■ WHAT YOU HAVE TO DO: Nothing in the records may be left out or altered; reproduce them all exactly.

■ PROVIDED RECORDS:
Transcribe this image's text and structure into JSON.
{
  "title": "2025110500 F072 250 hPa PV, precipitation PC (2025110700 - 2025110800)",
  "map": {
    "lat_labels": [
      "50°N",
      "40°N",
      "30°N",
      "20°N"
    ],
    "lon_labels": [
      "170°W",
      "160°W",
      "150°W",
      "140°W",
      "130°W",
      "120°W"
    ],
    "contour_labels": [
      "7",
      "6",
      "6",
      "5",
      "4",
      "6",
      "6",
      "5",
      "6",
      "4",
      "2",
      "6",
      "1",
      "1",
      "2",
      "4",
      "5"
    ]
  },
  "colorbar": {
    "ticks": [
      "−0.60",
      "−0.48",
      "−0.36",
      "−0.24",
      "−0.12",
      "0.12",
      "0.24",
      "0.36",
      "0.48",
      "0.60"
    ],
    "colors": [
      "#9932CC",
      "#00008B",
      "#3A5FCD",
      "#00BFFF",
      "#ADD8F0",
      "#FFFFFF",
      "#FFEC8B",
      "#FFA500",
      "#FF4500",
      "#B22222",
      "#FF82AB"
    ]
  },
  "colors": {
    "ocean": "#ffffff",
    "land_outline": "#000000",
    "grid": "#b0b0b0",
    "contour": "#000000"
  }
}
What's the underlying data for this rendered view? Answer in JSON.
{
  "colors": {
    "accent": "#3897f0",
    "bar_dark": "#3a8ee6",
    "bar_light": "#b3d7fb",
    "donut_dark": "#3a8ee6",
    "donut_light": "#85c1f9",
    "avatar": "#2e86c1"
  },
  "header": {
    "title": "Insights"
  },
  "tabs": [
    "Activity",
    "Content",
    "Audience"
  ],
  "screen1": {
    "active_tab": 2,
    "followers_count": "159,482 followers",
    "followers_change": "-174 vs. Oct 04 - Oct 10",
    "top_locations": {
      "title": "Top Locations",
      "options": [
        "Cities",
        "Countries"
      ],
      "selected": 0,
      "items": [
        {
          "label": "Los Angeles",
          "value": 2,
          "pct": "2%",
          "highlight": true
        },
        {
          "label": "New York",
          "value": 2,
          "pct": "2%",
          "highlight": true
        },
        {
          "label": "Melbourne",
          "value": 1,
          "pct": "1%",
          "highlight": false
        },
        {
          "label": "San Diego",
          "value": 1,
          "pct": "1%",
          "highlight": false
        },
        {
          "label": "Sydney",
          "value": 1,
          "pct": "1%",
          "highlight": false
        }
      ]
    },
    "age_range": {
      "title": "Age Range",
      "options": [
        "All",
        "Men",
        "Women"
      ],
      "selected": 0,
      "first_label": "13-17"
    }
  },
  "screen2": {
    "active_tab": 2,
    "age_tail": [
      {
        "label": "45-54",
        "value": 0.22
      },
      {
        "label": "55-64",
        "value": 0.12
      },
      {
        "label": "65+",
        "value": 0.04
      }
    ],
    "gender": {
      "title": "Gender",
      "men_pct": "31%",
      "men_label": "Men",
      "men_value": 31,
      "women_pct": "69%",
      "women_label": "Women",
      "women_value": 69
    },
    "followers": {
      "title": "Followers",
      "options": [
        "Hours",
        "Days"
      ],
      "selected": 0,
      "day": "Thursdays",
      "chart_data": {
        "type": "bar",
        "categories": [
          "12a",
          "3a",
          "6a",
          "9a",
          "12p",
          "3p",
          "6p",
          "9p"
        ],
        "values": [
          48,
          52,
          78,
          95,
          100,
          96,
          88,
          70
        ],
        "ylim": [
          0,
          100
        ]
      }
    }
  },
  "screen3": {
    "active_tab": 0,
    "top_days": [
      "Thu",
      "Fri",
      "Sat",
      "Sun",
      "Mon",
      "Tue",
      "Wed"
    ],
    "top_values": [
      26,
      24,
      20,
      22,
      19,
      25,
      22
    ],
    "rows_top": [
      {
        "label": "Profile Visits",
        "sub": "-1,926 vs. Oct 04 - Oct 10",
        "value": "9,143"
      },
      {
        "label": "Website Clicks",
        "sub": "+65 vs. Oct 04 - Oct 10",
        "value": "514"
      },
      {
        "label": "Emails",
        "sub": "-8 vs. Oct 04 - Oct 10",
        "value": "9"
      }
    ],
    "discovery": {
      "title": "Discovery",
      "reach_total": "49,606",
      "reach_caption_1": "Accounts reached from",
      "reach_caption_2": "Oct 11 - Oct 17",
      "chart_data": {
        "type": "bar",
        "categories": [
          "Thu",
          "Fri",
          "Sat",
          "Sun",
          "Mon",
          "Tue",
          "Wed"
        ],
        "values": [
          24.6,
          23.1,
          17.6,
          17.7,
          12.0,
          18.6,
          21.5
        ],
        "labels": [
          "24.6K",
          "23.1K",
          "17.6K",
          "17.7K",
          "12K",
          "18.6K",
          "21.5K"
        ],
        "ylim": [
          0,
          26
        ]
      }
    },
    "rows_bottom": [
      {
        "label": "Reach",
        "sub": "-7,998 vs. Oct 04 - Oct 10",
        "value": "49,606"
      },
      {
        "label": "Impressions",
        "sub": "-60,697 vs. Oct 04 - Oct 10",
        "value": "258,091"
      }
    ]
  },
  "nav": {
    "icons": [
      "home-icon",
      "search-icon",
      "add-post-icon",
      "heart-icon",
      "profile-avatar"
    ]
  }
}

■ SOLUTION TO THIS EXERCISE:
Transcribe this image's text and structure into JSON.
{
  "title": "2025110500 F072 250 hPa PV, precipitation PC (2025110700 - 2025110800)",
  "map": {
    "lat_labels": [
      "50°N",
      "40°N",
      "30°N",
      "20°N"
    ],
    "lon_labels": [
      "170°W",
      "160°W",
      "150°W",
      "140°W",
      "130°W",
      "120°W"
    ],
    "contour_labels": [
      "7",
      "6",
      "6",
      "5",
      "4",
      "6",
      "6",
      "5",
      "6",
      "4",
      "2",
      "6",
      "1",
      "1",
      "2",
      "4",
      "5"
    ]
  },
  "colorbar": {
    "ticks": [
      "−0.60",
      "−0.48",
      "−0.36",
      "−0.24",
      "−0.12",
      "0.12",
      "0.24",
      "0.36",
      "0.48",
      "0.60"
    ],
    "colors": [
      "#9932CC",
      "#00008B",
      "#3A5FCD",
      "#00BFFF",
      "#ADD8F0",
      "#FFFFFF",
      "#FFEC8B",
      "#FFA500",
      "#FF4500",
      "#B22222",
      "#FF82AB"
    ]
  },
  "colors": {
    "ocean": "#ffffff",
    "land_outline": "#000000",
    "grid": "#b0b0b0",
    "contour": "#000000"
  }
}
What's the underlying data for this rendered view? Answer in JSON.
{
  "colors": {
    "accent": "#3897f0",
    "bar_dark": "#3a8ee6",
    "bar_light": "#b3d7fb",
    "donut_dark": "#3a8ee6",
    "donut_light": "#85c1f9",
    "avatar": "#2e86c1"
  },
  "header": {
    "title": "Insights"
  },
  "tabs": [
    "Activity",
    "Content",
    "Audience"
  ],
  "screen1": {
    "active_tab": 2,
    "followers_count": "159,482 followers",
    "followers_change": "-174 vs. Oct 04 - Oct 10",
    "top_locations": {
      "title": "Top Locations",
      "options": [
        "Cities",
        "Countries"
      ],
      "selected": 0,
      "items": [
        {
          "label": "Los Angeles",
          "value": 2,
          "pct": "2%",
          "highlight": true
        },
        {
          "label": "New York",
          "value": 2,
          "pct": "2%",
          "highlight": true
        },
        {
          "label": "Melbourne",
          "value": 1,
          "pct": "1%",
          "highlight": false
        },
        {
          "label": "San Diego",
          "value": 1,
          "pct": "1%",
          "highlight": false
        },
        {
          "label": "Sydney",
          "value": 1,
          "pct": "1%",
          "highlight": false
        }
      ]
    },
    "age_range": {
      "title": "Age Range",
      "options": [
        "All",
        "Men",
        "Women"
      ],
      "selected": 0,
      "first_label": "13-17"
    }
  },
  "screen2": {
    "active_tab": 2,
    "age_tail": [
      {
        "label": "45-54",
        "value": 0.22
      },
      {
        "label": "55-64",
        "value": 0.12
      },
      {
        "label": "65+",
        "value": 0.04
      }
    ],
    "gender": {
      "title": "Gender",
      "men_pct": "31%",
      "men_label": "Men",
      "men_value": 31,
      "women_pct": "69%",
      "women_label": "Women",
      "women_value": 69
    },
    "followers": {
      "title": "Followers",
      "options": [
        "Hours",
        "Days"
      ],
      "selected": 0,
      "day": "Thursdays",
      "chart_data": {
        "type": "bar",
        "categories": [
          "12a",
          "3a",
          "6a",
          "9a",
          "12p",
          "3p",
          "6p",
          "9p"
        ],
        "values": [
          48,
          52,
          78,
          95,
          100,
          96,
          88,
          70
        ],
        "ylim": [
          0,
          100
        ]
      }
    }
  },
  "screen3": {
    "active_tab": 0,
    "top_days": [
      "Thu",
      "Fri",
      "Sat",
      "Sun",
      "Mon",
      "Tue",
      "Wed"
    ],
    "top_values": [
      26,
      24,
      20,
      22,
      19,
      25,
      22
    ],
    "rows_top": [
      {
        "label": "Profile Visits",
        "sub": "-1,926 vs. Oct 04 - Oct 10",
        "value": "9,143"
      },
      {
        "label": "Website Clicks",
        "sub": "+65 vs. Oct 04 - Oct 10",
        "value": "514"
      },
      {
        "label": "Emails",
        "sub": "-8 vs. Oct 04 - Oct 10",
        "value": "9"
      }
    ],
    "discovery": {
      "title": "Discovery",
      "reach_total": "49,606",
      "reach_caption_1": "Accounts reached from",
      "reach_caption_2": "Oct 11 - Oct 17",
      "chart_data": {
        "type": "bar",
        "categories": [
          "Thu",
          "Fri",
          "Sat",
          "Sun",
          "Mon",
          "Tue",
          "Wed"
        ],
        "values": [
          24.6,
          23.1,
          17.6,
          17.7,
          12.0,
          18.6,
          21.5
        ],
        "labels": [
          "24.6K",
          "23.1K",
          "17.6K",
          "17.7K",
          "12K",
          "18.6K",
          "21.5K"
        ],
        "ylim": [
          0,
          26
        ]
      }
    },
    "rows_bottom": [
      {
        "label": "Reach",
        "sub": "-7,998 vs. Oct 04 - Oct 10",
        "value": "49,606"
      },
      {
        "label": "Impressions",
        "sub": "-60,697 vs. Oct 04 - Oct 10",
        "value": "258,091"
      }
    ]
  },
  "nav": {
    "icons": [
      "home-icon",
      "search-icon",
      "add-post-icon",
      "heart-icon",
      "profile-avatar"
    ]
  }
}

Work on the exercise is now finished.